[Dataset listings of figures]
— Begin —

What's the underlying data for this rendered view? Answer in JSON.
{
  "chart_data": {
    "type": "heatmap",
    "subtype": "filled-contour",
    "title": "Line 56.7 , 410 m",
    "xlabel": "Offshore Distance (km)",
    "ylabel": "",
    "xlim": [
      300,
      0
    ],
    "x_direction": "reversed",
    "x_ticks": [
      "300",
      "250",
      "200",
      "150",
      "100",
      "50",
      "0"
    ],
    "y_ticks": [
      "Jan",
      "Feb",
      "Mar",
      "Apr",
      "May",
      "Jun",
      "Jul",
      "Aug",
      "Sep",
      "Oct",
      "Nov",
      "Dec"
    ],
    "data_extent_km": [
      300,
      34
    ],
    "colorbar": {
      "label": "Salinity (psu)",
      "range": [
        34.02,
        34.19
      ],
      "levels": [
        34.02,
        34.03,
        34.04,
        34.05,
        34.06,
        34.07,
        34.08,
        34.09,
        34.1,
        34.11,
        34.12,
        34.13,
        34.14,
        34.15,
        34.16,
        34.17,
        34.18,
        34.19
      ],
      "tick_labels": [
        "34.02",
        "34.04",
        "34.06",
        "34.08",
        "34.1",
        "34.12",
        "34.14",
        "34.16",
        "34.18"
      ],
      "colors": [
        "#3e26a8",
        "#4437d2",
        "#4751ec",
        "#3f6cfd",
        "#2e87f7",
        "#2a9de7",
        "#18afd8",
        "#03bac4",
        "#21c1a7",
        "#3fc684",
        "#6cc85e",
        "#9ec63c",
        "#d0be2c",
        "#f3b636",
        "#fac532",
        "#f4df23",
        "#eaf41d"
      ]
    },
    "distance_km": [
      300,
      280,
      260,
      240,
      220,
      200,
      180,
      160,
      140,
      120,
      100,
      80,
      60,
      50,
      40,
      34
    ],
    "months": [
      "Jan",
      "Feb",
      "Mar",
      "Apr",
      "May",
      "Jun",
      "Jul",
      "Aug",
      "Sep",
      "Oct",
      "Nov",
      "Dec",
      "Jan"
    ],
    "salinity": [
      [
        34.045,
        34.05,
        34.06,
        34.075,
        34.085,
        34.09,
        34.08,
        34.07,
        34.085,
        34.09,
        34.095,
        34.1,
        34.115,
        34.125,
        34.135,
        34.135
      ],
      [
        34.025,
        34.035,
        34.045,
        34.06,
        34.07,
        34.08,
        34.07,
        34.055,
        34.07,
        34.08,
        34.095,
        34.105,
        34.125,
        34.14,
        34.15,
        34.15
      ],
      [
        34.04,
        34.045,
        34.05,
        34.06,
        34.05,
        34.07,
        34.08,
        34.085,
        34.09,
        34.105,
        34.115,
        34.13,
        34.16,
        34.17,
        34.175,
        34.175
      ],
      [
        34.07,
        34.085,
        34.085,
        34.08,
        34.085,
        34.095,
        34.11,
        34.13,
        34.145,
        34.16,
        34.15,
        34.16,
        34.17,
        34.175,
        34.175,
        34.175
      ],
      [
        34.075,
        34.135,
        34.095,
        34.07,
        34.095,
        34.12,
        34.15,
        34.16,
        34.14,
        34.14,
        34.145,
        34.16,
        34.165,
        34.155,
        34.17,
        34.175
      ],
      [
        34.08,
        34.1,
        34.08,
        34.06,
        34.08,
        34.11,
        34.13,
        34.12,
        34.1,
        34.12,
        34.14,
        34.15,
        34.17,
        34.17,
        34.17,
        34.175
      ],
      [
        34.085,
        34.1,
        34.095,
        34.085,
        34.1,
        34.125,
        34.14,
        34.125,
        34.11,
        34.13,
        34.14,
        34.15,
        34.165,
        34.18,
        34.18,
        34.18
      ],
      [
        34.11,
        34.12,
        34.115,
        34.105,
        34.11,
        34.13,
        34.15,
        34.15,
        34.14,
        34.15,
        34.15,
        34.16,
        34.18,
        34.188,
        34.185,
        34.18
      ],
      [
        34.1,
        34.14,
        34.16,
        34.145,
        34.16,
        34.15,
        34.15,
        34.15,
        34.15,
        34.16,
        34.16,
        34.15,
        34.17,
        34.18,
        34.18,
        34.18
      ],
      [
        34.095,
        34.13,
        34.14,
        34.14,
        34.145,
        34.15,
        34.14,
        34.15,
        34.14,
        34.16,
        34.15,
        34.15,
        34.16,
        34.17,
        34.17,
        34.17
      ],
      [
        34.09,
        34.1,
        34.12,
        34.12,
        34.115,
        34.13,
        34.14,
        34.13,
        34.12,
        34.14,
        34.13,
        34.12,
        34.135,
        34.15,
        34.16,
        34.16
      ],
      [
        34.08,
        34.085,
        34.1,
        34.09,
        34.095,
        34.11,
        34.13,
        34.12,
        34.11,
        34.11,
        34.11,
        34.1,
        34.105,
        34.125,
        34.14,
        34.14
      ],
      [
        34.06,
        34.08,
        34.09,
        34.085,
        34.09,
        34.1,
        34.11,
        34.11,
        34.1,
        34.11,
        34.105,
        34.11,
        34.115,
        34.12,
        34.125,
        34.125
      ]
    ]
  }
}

— End —

◆ **TASK OBJECTIVE**: Write out the whole listing exactly.

◆ **WRITTEN SOLUTION**:
What's the underlying data for this rendered view? Answer in JSON.
{
  "chart_data": {
    "type": "heatmap",
    "subtype": "filled-contour",
    "title": "Line 56.7 , 410 m",
    "xlabel": "Offshore Distance (km)",
    "ylabel": "",
    "xlim": [
      300,
      0
    ],
    "x_direction": "reversed",
    "x_ticks": [
      "300",
      "250",
      "200",
      "150",
      "100",
      "50",
      "0"
    ],
    "y_ticks": [
      "Jan",
      "Feb",
      "Mar",
      "Apr",
      "May",
      "Jun",
      "Jul",
      "Aug",
      "Sep",
      "Oct",
      "Nov",
      "Dec"
    ],
    "data_extent_km": [
      300,
      34
    ],
    "colorbar": {
      "label": "Salinity (psu)",
      "range": [
        34.02,
        34.19
      ],
      "levels": [
        34.02,
        34.03,
        34.04,
        34.05,
        34.06,
        34.07,
        34.08,
        34.09,
        34.1,
        34.11,
        34.12,
        34.13,
        34.14,
        34.15,
        34.16,
        34.17,
        34.18,
        34.19
      ],
      "tick_labels": [
        "34.02",
        "34.04",
        "34.06",
        "34.08",
        "34.1",
        "34.12",
        "34.14",
        "34.16",
        "34.18"
      ],
      "colors": [
        "#3e26a8",
        "#4437d2",
        "#4751ec",
        "#3f6cfd",
        "#2e87f7",
        "#2a9de7",
        "#18afd8",
        "#03bac4",
        "#21c1a7",
        "#3fc684",
        "#6cc85e",
        "#9ec63c",
        "#d0be2c",
        "#f3b636",
        "#fac532",
        "#f4df23",
        "#eaf41d"
      ]
    },
    "distance_km": [
      300,
      280,
      260,
      240,
      220,
      200,
      180,
      160,
      140,
      120,
      100,
      80,
      60,
      50,
      40,
      34
    ],
    "months": [
      "Jan",
      "Feb",
      "Mar",
      "Apr",
      "May",
      "Jun",
      "Jul",
      "Aug",
      "Sep",
      "Oct",
      "Nov",
      "Dec",
      "Jan"
    ],
    "salinity": [
      [
        34.045,
        34.05,
        34.06,
        34.075,
        34.085,
        34.09,
        34.08,
        34.07,
        34.085,
        34.09,
        34.095,
        34.1,
        34.115,
        34.125,
        34.135,
        34.135
      ],
      [
        34.025,
        34.035,
        34.045,
        34.06,
        34.07,
        34.08,
        34.07,
        34.055,
        34.07,
        34.08,
        34.095,
        34.105,
        34.125,
        34.14,
        34.15,
        34.15
      ],
      [
        34.04,
        34.045,
        34.05,
        34.06,
        34.05,
        34.07,
        34.08,
        34.085,
        34.09,
        34.105,
        34.115,
        34.13,
        34.16,
        34.17,
        34.175,
        34.175
      ],
      [
        34.07,
        34.085,
        34.085,
        34.08,
        34.085,
        34.095,
        34.11,
        34.13,
        34.145,
        34.16,
        34.15,
        34.16,
        34.17,
        34.175,
        34.175,
        34.175
      ],
      [
        34.075,
        34.135,
        34.095,
        34.07,
        34.095,
        34.12,
        34.15,
        34.16,
        34.14,
        34.14,
        34.145,
        34.16,
        34.165,
        34.155,
        34.17,
        34.175
      ],
      [
        34.08,
        34.1,
        34.08,
        34.06,
        34.08,
        34.11,
        34.13,
        34.12,
        34.1,
        34.12,
        34.14,
        34.15,
        34.17,
        34.17,
        34.17,
        34.175
      ],
      [
        34.085,
        34.1,
        34.095,
        34.085,
        34.1,
        34.125,
        34.14,
        34.125,
        34.11,
        34.13,
        34.14,
        34.15,
        34.165,
        34.18,
        34.18,
        34.18
      ],
      [
        34.11,
        34.12,
        34.115,
        34.105,
        34.11,
        34.13,
        34.15,
        34.15,
        34.14,
        34.15,
        34.15,
        34.16,
        34.18,
        34.188,
        34.185,
        34.18
      ],
      [
        34.1,
        34.14,
        34.16,
        34.145,
        34.16,
        34.15,
        34.15,
        34.15,
        34.15,
        34.16,
        34.16,
        34.15,
        34.17,
        34.18,
        34.18,
        34.18
      ],
      [
        34.095,
        34.13,
        34.14,
        34.14,
        34.145,
        34.15,
        34.14,
        34.15,
        34.14,
        34.16,
        34.15,
        34.15,
        34.16,
        34.17,
        34.17,
        34.17
      ],
      [
        34.09,
        34.1,
        34.12,
        34.12,
        34.115,
        34.13,
        34.14,
        34.13,
        34.12,
        34.14,
        34.13,
        34.12,
        34.135,
        34.15,
        34.16,
        34.16
      ],
      [
        34.08,
        34.085,
        34.1,
        34.09,
        34.095,
        34.11,
        34.13,
        34.12,
        34.11,
        34.11,
        34.11,
        34.1,
        34.105,
        34.125,
        34.14,
        34.14
      ],
      [
        34.06,
        34.08,
        34.09,
        34.085,
        34.09,
        34.1,
        34.11,
        34.11,
        34.1,
        34.11,
        34.105,
        34.11,
        34.115,
        34.12,
        34.125,
        34.125
      ]
    ]
  }
}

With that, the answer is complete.